Problem to solve: Could every line of the data be printed exactly as it reads?

Dataset content:
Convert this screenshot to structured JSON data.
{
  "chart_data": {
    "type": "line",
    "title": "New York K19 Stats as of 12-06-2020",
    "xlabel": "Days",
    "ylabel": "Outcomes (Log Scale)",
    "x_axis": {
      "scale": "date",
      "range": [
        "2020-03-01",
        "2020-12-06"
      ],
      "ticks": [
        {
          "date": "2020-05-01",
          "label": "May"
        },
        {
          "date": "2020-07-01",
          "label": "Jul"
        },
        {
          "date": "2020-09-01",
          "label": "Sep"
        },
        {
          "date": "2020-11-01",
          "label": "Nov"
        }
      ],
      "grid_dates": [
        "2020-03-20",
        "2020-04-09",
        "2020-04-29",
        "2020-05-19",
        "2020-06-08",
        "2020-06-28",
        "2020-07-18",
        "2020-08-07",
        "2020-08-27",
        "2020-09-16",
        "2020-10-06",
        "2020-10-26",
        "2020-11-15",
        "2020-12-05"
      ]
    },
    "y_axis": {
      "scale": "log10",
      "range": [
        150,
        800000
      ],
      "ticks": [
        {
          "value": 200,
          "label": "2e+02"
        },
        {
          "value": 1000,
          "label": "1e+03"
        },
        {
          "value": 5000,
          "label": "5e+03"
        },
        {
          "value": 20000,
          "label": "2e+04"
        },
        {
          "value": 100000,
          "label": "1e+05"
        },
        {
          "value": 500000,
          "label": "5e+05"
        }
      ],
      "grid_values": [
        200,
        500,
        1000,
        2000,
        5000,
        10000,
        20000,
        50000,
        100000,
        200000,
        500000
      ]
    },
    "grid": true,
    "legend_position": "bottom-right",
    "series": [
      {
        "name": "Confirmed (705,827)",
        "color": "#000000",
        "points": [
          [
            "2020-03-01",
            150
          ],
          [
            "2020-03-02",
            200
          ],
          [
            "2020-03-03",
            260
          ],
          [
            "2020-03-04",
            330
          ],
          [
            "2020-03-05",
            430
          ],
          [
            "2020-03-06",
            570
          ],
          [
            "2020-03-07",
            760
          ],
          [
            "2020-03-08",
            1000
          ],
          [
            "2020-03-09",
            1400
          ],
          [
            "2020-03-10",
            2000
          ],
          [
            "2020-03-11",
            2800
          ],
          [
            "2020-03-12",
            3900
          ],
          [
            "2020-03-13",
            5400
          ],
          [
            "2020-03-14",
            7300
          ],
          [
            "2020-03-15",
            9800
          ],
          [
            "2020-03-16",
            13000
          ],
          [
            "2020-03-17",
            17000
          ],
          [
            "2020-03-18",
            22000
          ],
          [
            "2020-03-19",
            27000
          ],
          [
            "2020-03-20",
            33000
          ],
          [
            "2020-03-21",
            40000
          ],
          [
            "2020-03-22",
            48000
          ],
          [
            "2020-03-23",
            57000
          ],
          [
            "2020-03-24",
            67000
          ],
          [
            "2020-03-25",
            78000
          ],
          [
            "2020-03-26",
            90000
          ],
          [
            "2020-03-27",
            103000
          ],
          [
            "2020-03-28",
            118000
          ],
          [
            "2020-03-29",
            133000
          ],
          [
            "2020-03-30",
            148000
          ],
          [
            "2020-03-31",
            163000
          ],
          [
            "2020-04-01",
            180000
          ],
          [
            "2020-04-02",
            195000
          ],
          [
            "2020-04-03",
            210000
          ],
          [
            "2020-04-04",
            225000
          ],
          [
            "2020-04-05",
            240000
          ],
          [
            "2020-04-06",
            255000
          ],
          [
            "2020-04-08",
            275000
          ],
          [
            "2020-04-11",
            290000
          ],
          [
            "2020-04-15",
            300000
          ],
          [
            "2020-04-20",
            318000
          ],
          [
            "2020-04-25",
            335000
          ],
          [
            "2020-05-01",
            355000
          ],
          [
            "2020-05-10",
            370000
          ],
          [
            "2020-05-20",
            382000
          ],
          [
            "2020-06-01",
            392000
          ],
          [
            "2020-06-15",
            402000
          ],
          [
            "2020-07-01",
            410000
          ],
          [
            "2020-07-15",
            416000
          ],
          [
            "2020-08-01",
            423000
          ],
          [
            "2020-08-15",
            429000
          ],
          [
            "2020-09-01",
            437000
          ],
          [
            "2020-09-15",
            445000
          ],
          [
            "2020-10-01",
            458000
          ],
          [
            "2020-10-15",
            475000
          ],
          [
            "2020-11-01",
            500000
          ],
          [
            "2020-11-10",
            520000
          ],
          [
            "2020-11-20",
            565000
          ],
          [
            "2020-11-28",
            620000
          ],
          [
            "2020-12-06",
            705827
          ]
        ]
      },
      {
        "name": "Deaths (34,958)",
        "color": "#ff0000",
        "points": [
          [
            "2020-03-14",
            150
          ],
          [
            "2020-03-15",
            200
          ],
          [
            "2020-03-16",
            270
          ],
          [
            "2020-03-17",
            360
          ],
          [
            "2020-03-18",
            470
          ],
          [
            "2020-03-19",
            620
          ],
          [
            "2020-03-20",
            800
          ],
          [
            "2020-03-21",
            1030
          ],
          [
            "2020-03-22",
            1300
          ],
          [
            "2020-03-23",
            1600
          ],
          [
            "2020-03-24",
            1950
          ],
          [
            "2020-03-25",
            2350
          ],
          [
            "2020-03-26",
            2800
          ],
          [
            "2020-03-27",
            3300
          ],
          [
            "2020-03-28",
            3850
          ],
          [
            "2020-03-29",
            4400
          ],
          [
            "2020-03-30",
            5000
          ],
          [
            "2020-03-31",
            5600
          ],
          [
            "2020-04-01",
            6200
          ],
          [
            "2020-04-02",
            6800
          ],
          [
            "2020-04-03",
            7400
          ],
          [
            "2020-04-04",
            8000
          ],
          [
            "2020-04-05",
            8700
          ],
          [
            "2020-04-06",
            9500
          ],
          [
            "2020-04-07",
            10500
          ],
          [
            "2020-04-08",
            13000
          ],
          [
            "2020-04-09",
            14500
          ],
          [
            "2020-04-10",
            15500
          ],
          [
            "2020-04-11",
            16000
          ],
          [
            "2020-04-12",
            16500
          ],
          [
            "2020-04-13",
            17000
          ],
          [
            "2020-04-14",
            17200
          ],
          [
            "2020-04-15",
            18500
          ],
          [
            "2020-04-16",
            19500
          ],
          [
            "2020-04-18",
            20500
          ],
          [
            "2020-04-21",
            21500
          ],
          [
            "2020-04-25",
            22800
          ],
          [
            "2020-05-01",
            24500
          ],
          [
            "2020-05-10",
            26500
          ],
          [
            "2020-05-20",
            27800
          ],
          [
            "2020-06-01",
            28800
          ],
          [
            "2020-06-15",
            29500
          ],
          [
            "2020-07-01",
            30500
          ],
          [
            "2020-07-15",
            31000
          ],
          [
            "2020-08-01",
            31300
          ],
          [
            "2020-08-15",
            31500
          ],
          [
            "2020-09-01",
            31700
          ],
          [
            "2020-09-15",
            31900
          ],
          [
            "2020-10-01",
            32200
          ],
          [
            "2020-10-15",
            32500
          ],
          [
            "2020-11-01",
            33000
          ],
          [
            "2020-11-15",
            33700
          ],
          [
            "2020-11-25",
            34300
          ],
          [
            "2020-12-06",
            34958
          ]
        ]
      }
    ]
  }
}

Result for this task:
Convert this screenshot to structured JSON data.
{
  "chart_data": {
    "type": "line",
    "title": "New York K19 Stats as of 12-06-2020",
    "xlabel": "Days",
    "ylabel": "Outcomes (Log Scale)",
    "x_axis": {
      "scale": "date",
      "range": [
        "2020-03-01",
        "2020-12-06"
      ],
      "ticks": [
        {
          "date": "2020-05-01",
          "label": "May"
        },
        {
          "date": "2020-07-01",
          "label": "Jul"
        },
        {
          "date": "2020-09-01",
          "label": "Sep"
        },
        {
          "date": "2020-11-01",
          "label": "Nov"
        }
      ],
      "grid_dates": [
        "2020-03-20",
        "2020-04-09",
        "2020-04-29",
        "2020-05-19",
        "2020-06-08",
        "2020-06-28",
        "2020-07-18",
        "2020-08-07",
        "2020-08-27",
        "2020-09-16",
        "2020-10-06",
        "2020-10-26",
        "2020-11-15",
        "2020-12-05"
      ]
    },
    "y_axis": {
      "scale": "log10",
      "range": [
        150,
        800000
      ],
      "ticks": [
        {
          "value": 200,
          "label": "2e+02"
        },
        {
          "value": 1000,
          "label": "1e+03"
        },
        {
          "value": 5000,
          "label": "5e+03"
        },
        {
          "value": 20000,
          "label": "2e+04"
        },
        {
          "value": 100000,
          "label": "1e+05"
        },
        {
          "value": 500000,
          "label": "5e+05"
        }
      ],
      "grid_values": [
        200,
        500,
        1000,
        2000,
        5000,
        10000,
        20000,
        50000,
        100000,
        200000,
        500000
      ]
    },
    "grid": true,
    "legend_position": "bottom-right",
    "series": [
      {
        "name": "Confirmed (705,827)",
        "color": "#000000",
        "points": [
          [
            "2020-03-01",
            150
          ],
          [
            "2020-03-02",
            200
          ],
          [
            "2020-03-03",
            260
          ],
          [
            "2020-03-04",
            330
          ],
          [
            "2020-03-05",
            430
          ],
          [
            "2020-03-06",
            570
          ],
          [
            "2020-03-07",
            760
          ],
          [
            "2020-03-08",
            1000
          ],
          [
            "2020-03-09",
            1400
          ],
          [
            "2020-03-10",
            2000
          ],
          [
            "2020-03-11",
            2800
          ],
          [
            "2020-03-12",
            3900
          ],
          [
            "2020-03-13",
            5400
          ],
          [
            "2020-03-14",
            7300
          ],
          [
            "2020-03-15",
            9800
          ],
          [
            "2020-03-16",
            13000
          ],
          [
            "2020-03-17",
            17000
          ],
          [
            "2020-03-18",
            22000
          ],
          [
            "2020-03-19",
            27000
          ],
          [
            "2020-03-20",
            33000
          ],
          [
            "2020-03-21",
            40000
          ],
          [
            "2020-03-22",
            48000
          ],
          [
            "2020-03-23",
            57000
          ],
          [
            "2020-03-24",
            67000
          ],
          [
            "2020-03-25",
            78000
          ],
          [
            "2020-03-26",
            90000
          ],
          [
            "2020-03-27",
            103000
          ],
          [
            "2020-03-28",
            118000
          ],
          [
            "2020-03-29",
            133000
          ],
          [
            "2020-03-30",
            148000
          ],
          [
            "2020-03-31",
            163000
          ],
          [
            "2020-04-01",
            180000
          ],
          [
            "2020-04-02",
            195000
          ],
          [
            "2020-04-03",
            210000
          ],
          [
            "2020-04-04",
            225000
          ],
          [
            "2020-04-05",
            240000
          ],
          [
            "2020-04-06",
            255000
          ],
          [
            "2020-04-08",
            275000
          ],
          [
            "2020-04-11",
            290000
          ],
          [
            "2020-04-15",
            300000
          ],
          [
            "2020-04-20",
            318000
          ],
          [
            "2020-04-25",
            335000
          ],
          [
            "2020-05-01",
            355000
          ],
          [
            "2020-05-10",
            370000
          ],
          [
            "2020-05-20",
            382000
          ],
          [
            "2020-06-01",
            392000
          ],
          [
            "2020-06-15",
            402000
          ],
          [
            "2020-07-01",
            410000
          ],
          [
            "2020-07-15",
            416000
          ],
          [
            "2020-08-01",
            423000
          ],
          [
            "2020-08-15",
            429000
          ],
          [
            "2020-09-01",
            437000
          ],
          [
            "2020-09-15",
            445000
          ],
          [
            "2020-10-01",
            458000
          ],
          [
            "2020-10-15",
            475000
          ],
          [
            "2020-11-01",
            500000
          ],
          [
            "2020-11-10",
            520000
          ],
          [
            "2020-11-20",
            565000
          ],
          [
            "2020-11-28",
            620000
          ],
          [
            "2020-12-06",
            705827
          ]
        ]
      },
      {
        "name": "Deaths (34,958)",
        "color": "#ff0000",
        "points": [
          [
            "2020-03-14",
            150
          ],
          [
            "2020-03-15",
            200
          ],
          [
            "2020-03-16",
            270
          ],
          [
            "2020-03-17",
            360
          ],
          [
            "2020-03-18",
            470
          ],
          [
            "2020-03-19",
            620
          ],
          [
            "2020-03-20",
            800
          ],
          [
            "2020-03-21",
            1030
          ],
          [
            "2020-03-22",
            1300
          ],
          [
            "2020-03-23",
            1600
          ],
          [
            "2020-03-24",
            1950
          ],
          [
            "2020-03-25",
            2350
          ],
          [
            "2020-03-26",
            2800
          ],
          [
            "2020-03-27",
            3300
          ],
          [
            "2020-03-28",
            3850
          ],
          [
            "2020-03-29",
            4400
          ],
          [
            "2020-03-30",
            5000
          ],
          [
            "2020-03-31",
            5600
          ],
          [
            "2020-04-01",
            6200
          ],
          [
            "2020-04-02",
            6800
          ],
          [
            "2020-04-03",
            7400
          ],
          [
            "2020-04-04",
            8000
          ],
          [
            "2020-04-05",
            8700
          ],
          [
            "2020-04-06",
            9500
          ],
          [
            "2020-04-07",
            10500
          ],
          [
            "2020-04-08",
            13000
          ],
          [
            "2020-04-09",
            14500
          ],
          [
            "2020-04-10",
            15500
          ],
          [
            "2020-04-11",
            16000
          ],
          [
            "2020-04-12",
            16500
          ],
          [
            "2020-04-13",
            17000
          ],
          [
            "2020-04-14",
            17200
          ],
          [
            "2020-04-15",
            18500
          ],
          [
            "2020-04-16",
            19500
          ],
          [
            "2020-04-18",
            20500
          ],
          [
            "2020-04-21",
            21500
          ],
          [
            "2020-04-25",
            22800
          ],
          [
            "2020-05-01",
            24500
          ],
          [
            "2020-05-10",
            26500
          ],
          [
            "2020-05-20",
            27800
          ],
          [
            "2020-06-01",
            28800
          ],
          [
            "2020-06-15",
            29500
          ],
          [
            "2020-07-01",
            30500
          ],
          [
            "2020-07-15",
            31000
          ],
          [
            "2020-08-01",
            31300
          ],
          [
            "2020-08-15",
            31500
          ],
          [
            "2020-09-01",
            31700
          ],
          [
            "2020-09-15",
            31900
          ],
          [
            "2020-10-01",
            32200
          ],
          [
            "2020-10-15",
            32500
          ],
          [
            "2020-11-01",
            33000
          ],
          [
            "2020-11-15",
            33700
          ],
          [
            "2020-11-25",
            34300
          ],
          [
            "2020-12-06",
            34958
          ]
        ]
      }
    ]
  }
}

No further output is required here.